Boxed element entries:
=-=-=-=-=

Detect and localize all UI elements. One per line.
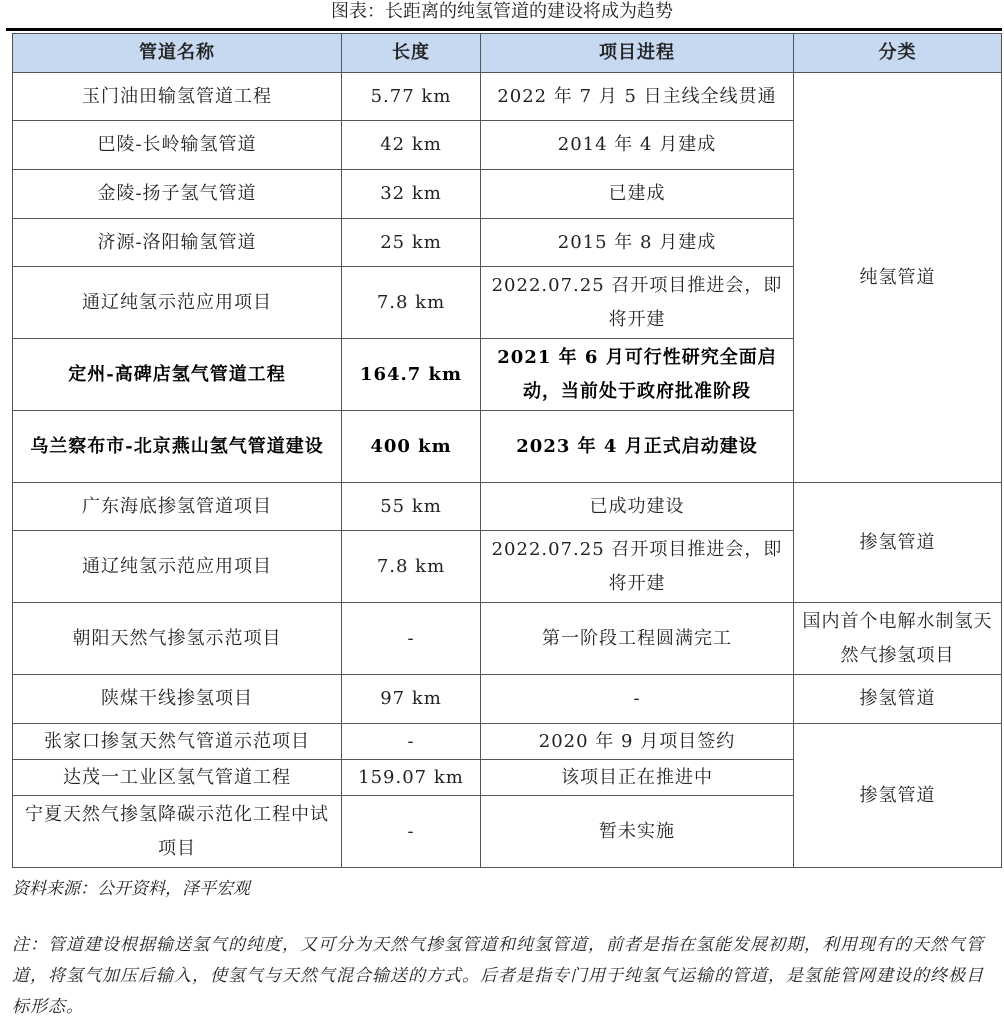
pipeline-progress: 2014 年 4 月建成 <box>481 121 794 170</box>
header-progress: 项目进程 <box>481 34 794 73</box>
pipeline-name: 朝阳天然气掺氢示范项目 <box>13 603 342 675</box>
header-category: 分类 <box>794 34 1002 73</box>
pipeline-name: 巴陵-长岭输氢管道 <box>13 121 342 170</box>
pipeline-progress: 2020 年 9 月项目签约 <box>481 724 794 760</box>
category-cell: 纯氢管道 <box>794 73 1002 483</box>
source-note: 资料来源：公开资料，泽平宏观 <box>12 879 250 899</box>
pipeline-length: 7.8 km <box>342 531 481 603</box>
category-cell: 掺氢管道 <box>794 483 1002 603</box>
header-row <box>13 34 1002 73</box>
pipeline-length: 25 km <box>342 219 481 267</box>
pipeline-length: 400 km <box>342 411 481 483</box>
table-row <box>13 675 1002 724</box>
table-row <box>13 724 1002 760</box>
pipeline-length: - <box>342 603 481 675</box>
pipeline-name: 定州-高碑店氢气管道工程 <box>13 339 342 411</box>
pipeline-length: 7.8 km <box>342 267 481 339</box>
pipeline-length: 97 km <box>342 675 481 724</box>
pipeline-progress: 已建成 <box>481 170 794 219</box>
top-rule <box>6 28 1002 31</box>
footnote: 注：管道建设根据输送氢气的纯度，又可分为天然气掺氢管道和纯氢管道，前者是指在氢能发展初期，利用现有的天然气管道，将氢气加压后输入，使氢气与天然气混合输送的方式。后者是指专门用于纯氢气运输的管道，是氢能管网建设的终极目标形态。 <box>12 935 984 1017</box>
pipeline-name: 玉门油田输氢管道工程 <box>13 73 342 121</box>
pipeline-length: 32 km <box>342 170 481 219</box>
pipeline-progress: 2021 年 6 月可行性研究全面启动，当前处于政府批准阶段 <box>481 339 794 411</box>
pipeline-name: 张家口掺氢天然气管道示范项目 <box>13 724 342 760</box>
pipeline-progress: 2022 年 7 月 5 日主线全线贯通 <box>481 73 794 121</box>
pipeline-name: 金陵-扬子氢气管道 <box>13 170 342 219</box>
pipeline-progress: 2015 年 8 月建成 <box>481 219 794 267</box>
pipeline-length: 159.07 km <box>342 760 481 796</box>
table-title: 图表：长距离的纯氢管道的建设将成为趋势 <box>331 1 673 22</box>
table-row <box>13 603 1002 675</box>
pipeline-length: 55 km <box>342 483 481 531</box>
pipeline-progress: 2023 年 4 月正式启动建设 <box>481 411 794 483</box>
pipeline-name: 通辽纯氢示范应用项目 <box>13 531 342 603</box>
pipeline-name: 济源-洛阳输氢管道 <box>13 219 342 267</box>
pipeline-progress: 2022.07.25 召开项目推进会，即将开建 <box>481 531 794 603</box>
pipeline-name: 宁夏天然气掺氢降碳示范化工程中试项目 <box>13 796 342 868</box>
header-length: 长度 <box>342 34 481 73</box>
pipeline-table <box>12 33 1002 868</box>
pipeline-length: - <box>342 724 481 760</box>
category-cell: 掺氢管道 <box>794 675 1002 724</box>
pipeline-length: 5.77 km <box>342 73 481 121</box>
pipeline-name: 陕煤干线掺氢项目 <box>13 675 342 724</box>
pipeline-progress: 暂未实施 <box>481 796 794 868</box>
pipeline-name: 达茂一工业区氢气管道工程 <box>13 760 342 796</box>
table-row <box>13 483 1002 531</box>
pipeline-length: - <box>342 796 481 868</box>
pipeline-progress: 第一阶段工程圆满完工 <box>481 603 794 675</box>
pipeline-progress: 该项目正在推进中 <box>481 760 794 796</box>
header-name: 管道名称 <box>13 34 342 73</box>
pipeline-progress: 2022.07.25 召开项目推进会，即将开建 <box>481 267 794 339</box>
pipeline-name: 通辽纯氢示范应用项目 <box>13 267 342 339</box>
pipeline-name: 广东海底掺氢管道项目 <box>13 483 342 531</box>
pipeline-length: 42 km <box>342 121 481 170</box>
table-row <box>13 73 1002 121</box>
category-cell: 国内首个电解水制氢天然气掺氢项目 <box>794 603 1002 675</box>
pipeline-length: 164.7 km <box>342 339 481 411</box>
pipeline-progress: 已成功建设 <box>481 483 794 531</box>
pipeline-progress: - <box>481 675 794 724</box>
pipeline-name: 乌兰察布市-北京燕山氢气管道建设 <box>13 411 342 483</box>
category-cell: 掺氢管道 <box>794 724 1002 868</box>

=-=-=-=-=

Report each line of the material that contains the string "category", treating uppercase and lowercase letters as different.

header-category: 分类 <box>794 34 1002 73</box>
category-cell: 纯氢管道 <box>794 73 1002 483</box>
category-cell: 掺氢管道 <box>794 483 1002 603</box>
category-cell: 掺氢管道 <box>794 675 1002 724</box>
category-cell: 国内首个电解水制氢天然气掺氢项目 <box>794 603 1002 675</box>
category-cell: 掺氢管道 <box>794 724 1002 868</box>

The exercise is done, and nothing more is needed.